_WRITTEN TASK_
Output the full listing word for word.

Dataset items:
-- START --

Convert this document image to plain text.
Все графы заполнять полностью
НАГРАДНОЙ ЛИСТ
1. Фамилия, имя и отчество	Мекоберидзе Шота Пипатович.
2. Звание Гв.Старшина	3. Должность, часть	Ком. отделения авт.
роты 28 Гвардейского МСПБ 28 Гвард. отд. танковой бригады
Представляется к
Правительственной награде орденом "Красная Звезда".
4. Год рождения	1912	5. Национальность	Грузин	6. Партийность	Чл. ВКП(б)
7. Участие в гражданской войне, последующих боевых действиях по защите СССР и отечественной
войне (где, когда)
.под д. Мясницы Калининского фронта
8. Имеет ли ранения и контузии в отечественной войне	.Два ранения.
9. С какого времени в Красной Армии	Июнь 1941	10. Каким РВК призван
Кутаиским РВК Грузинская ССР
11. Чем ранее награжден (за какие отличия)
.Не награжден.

-- END --

_ANSWER FOR THE TASK_
Convert this document image to plain text.
Все графы заполнять полностью
НАГРАДНОЙ ЛИСТ
1. Фамилия, имя и отчество	Мекоберидзе Шота Пипатович.
2. Звание Гв.Старшина	3. Должность, часть	Ком. отделения авт.
роты 28 Гвардейского МСПБ 28 Гвард. отд. танковой бригады
Представляется к
Правительственной награде орденом "Красная Звезда".
4. Год рождения	1912	5. Национальность	Грузин	6. Партийность	Чл. ВКП(б)
7. Участие в гражданской войне, последующих боевых действиях по защите СССР и отечественной
войне (где, когда)
.под д. Мясницы Калининского фронта
8. Имеет ли ранения и контузии в отечественной войне	.Два ранения.
9. С какого времени в Красной Армии	Июнь 1941	10. Каким РВК призван
Кутаиским РВК Грузинская ССР
11. Чем ранее награжден (за какие отличия)
.Не награжден.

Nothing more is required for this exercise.